### Task description
Seek out every line containing the word "গলমহল", and copy each.

### Data rows

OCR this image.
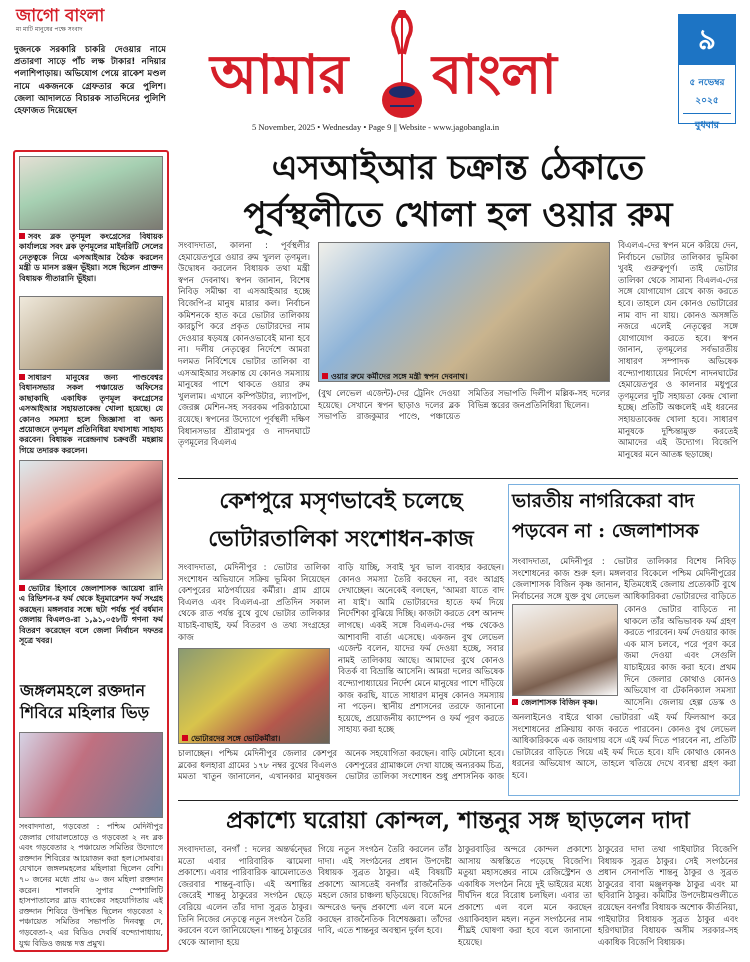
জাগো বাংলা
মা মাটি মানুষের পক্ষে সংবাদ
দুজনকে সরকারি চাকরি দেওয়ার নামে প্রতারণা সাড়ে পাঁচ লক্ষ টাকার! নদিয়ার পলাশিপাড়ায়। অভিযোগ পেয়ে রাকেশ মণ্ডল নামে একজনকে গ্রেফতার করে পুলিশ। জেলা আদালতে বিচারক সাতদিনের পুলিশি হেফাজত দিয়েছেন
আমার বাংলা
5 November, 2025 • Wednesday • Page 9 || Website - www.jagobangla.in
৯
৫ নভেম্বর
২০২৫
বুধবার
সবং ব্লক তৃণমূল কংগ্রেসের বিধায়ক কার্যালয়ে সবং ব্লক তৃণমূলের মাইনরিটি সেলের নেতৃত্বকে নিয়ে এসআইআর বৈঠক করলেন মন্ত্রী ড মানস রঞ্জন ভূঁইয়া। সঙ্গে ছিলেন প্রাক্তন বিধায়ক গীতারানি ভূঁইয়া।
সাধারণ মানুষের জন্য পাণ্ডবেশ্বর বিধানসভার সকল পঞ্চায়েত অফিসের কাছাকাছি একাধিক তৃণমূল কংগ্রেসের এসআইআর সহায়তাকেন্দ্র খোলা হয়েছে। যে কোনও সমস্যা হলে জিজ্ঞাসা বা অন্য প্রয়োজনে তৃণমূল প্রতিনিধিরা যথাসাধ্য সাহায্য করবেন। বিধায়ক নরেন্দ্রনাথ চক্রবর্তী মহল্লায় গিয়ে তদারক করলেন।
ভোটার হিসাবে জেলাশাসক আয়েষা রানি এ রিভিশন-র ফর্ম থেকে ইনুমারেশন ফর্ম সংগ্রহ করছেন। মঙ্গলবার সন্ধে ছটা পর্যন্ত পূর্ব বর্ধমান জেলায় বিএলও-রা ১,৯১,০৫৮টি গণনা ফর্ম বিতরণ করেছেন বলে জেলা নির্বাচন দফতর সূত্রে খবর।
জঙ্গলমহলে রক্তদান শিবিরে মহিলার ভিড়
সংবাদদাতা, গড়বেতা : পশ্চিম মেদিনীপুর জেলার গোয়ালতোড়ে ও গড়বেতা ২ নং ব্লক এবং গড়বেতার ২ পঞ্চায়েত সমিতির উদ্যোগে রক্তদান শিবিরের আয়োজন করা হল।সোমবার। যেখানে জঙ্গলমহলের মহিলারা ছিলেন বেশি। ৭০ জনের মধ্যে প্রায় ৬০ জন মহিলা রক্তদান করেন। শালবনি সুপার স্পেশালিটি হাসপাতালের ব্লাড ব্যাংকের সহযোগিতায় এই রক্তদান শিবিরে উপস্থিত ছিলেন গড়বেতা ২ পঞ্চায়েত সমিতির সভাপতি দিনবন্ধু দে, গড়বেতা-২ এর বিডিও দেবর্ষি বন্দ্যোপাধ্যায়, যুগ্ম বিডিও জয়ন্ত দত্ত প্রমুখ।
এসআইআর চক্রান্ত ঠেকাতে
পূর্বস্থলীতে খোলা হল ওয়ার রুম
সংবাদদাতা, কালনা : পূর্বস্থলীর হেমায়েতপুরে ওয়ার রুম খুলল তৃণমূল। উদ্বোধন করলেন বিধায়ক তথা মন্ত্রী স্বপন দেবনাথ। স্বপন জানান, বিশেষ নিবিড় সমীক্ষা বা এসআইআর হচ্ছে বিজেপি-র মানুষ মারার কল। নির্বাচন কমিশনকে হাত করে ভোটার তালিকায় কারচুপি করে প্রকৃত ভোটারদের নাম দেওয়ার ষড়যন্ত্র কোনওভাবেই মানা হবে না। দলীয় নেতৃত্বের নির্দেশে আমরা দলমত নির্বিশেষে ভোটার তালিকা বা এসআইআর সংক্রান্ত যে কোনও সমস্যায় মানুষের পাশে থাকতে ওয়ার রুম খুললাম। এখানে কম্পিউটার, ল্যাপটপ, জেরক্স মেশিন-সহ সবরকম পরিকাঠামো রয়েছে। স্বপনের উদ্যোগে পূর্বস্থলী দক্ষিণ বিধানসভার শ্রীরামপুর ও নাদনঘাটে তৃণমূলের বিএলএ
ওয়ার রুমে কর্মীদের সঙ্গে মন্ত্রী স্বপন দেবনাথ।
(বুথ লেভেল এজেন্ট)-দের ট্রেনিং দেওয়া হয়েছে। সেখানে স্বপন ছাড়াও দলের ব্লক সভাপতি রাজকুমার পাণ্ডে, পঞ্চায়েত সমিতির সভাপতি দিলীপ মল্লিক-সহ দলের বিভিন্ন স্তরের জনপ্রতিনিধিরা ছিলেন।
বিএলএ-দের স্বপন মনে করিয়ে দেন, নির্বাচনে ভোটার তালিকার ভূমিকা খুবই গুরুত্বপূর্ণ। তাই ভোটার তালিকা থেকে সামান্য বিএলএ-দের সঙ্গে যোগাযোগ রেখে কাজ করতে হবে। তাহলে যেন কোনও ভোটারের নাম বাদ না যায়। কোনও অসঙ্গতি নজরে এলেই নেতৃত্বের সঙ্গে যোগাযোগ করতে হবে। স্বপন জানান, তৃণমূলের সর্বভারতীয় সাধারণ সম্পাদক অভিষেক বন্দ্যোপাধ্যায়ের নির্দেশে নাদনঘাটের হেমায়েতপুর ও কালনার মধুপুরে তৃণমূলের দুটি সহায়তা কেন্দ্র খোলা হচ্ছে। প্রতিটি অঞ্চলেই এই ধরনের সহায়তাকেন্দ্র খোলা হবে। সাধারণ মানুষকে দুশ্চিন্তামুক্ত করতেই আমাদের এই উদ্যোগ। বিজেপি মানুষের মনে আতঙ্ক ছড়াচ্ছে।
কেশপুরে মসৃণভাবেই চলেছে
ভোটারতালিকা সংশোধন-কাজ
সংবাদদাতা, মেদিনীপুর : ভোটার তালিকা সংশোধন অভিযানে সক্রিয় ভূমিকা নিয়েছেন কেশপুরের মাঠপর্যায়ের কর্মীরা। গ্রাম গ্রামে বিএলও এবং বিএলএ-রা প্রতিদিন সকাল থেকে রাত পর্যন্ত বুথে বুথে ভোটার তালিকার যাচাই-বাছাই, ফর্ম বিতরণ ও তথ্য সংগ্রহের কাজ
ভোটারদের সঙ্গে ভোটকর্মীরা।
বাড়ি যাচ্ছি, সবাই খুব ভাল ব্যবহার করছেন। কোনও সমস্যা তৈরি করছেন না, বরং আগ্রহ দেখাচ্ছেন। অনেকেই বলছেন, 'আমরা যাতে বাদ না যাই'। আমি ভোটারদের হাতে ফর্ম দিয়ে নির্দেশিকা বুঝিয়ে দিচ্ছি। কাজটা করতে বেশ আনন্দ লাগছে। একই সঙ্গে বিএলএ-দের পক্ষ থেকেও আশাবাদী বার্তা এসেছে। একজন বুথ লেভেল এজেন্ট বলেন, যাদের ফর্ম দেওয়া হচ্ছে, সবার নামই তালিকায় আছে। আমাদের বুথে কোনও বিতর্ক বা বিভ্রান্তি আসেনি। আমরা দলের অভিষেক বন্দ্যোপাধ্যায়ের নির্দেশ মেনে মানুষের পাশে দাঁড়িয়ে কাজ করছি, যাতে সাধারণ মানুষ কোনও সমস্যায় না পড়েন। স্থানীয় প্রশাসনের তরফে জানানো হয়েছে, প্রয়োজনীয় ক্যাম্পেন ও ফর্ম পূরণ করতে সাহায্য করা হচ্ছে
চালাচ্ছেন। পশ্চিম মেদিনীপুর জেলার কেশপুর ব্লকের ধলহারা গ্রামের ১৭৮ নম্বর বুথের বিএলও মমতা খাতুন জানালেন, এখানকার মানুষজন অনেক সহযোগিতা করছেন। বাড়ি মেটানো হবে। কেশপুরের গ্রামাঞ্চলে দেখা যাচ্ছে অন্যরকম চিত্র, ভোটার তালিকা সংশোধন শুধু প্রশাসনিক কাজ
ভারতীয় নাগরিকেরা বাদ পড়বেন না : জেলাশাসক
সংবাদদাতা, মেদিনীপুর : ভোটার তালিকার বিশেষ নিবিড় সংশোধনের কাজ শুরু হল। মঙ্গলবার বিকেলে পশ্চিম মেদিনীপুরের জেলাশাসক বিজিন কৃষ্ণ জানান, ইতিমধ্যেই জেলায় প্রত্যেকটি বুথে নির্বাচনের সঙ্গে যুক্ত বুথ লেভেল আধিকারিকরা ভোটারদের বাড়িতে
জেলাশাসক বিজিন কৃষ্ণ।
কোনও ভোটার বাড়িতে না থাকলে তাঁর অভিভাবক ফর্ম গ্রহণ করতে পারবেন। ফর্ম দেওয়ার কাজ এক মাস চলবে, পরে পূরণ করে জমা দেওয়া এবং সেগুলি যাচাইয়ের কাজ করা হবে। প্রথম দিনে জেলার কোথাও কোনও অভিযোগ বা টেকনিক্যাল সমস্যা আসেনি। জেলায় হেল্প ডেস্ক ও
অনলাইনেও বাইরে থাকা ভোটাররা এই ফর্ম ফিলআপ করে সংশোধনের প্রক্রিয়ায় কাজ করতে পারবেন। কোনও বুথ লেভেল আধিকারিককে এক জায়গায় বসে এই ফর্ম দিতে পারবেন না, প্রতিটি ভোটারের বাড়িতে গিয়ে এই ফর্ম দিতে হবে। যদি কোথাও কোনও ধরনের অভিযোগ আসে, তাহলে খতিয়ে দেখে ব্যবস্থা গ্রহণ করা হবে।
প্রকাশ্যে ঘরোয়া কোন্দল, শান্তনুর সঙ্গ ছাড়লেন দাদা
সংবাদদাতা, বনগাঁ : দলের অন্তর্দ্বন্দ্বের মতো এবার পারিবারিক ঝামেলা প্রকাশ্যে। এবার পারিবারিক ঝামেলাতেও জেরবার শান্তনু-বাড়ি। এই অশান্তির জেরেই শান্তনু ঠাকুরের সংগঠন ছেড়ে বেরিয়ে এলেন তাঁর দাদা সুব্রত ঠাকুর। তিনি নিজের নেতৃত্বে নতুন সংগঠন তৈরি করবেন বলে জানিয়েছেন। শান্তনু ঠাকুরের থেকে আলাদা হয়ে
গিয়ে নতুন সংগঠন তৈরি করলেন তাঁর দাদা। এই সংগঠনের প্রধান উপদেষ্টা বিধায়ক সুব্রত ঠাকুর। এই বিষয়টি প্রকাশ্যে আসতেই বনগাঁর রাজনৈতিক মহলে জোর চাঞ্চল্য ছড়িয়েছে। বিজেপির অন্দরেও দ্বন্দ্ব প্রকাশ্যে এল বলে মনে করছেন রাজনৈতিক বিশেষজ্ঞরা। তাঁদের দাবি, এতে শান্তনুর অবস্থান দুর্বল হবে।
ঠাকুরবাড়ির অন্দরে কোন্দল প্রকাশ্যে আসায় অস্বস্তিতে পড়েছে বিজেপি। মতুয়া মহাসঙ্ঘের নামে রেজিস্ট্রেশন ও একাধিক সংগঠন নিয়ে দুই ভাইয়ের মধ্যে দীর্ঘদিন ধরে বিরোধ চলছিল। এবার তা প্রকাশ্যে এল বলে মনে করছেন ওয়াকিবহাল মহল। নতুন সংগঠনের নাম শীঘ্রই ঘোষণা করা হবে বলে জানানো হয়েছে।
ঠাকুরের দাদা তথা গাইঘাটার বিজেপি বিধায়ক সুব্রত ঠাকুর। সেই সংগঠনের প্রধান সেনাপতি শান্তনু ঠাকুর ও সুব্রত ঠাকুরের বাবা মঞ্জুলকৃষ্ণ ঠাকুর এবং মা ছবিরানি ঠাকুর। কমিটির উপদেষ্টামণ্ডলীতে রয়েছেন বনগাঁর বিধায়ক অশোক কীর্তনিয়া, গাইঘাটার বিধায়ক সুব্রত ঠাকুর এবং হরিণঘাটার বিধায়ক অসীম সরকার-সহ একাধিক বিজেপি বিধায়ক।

### Complete response
জঙ্গলমহলে রক্তদান শিবিরে মহিলার ভিড়
সংবাদদাতা, গড়বেতা : পশ্চিম মেদিনীপুর জেলার গোয়ালতোড়ে ও গড়বেতা ২ নং ব্লক এবং গড়বেতার ২ পঞ্চায়েত সমিতির উদ্যোগে রক্তদান শিবিরের আয়োজন করা হল।সোমবার। যেখানে জঙ্গলমহলের মহিলারা ছিলেন বেশি। ৭০ জনের মধ্যে প্রায় ৬০ জন মহিলা রক্তদান করেন। শালবনি সুপার স্পেশালিটি হাসপাতালের ব্লাড ব্যাংকের সহযোগিতায় এই রক্তদান শিবিরে উপস্থিত ছিলেন গড়বেতা ২ পঞ্চায়েত সমিতির সভাপতি দিনবন্ধু দে, গড়বেতা-২ এর বিডিও দেবর্ষি বন্দ্যোপাধ্যায়, যুগ্ম বিডিও জয়ন্ত দত্ত প্রমুখ।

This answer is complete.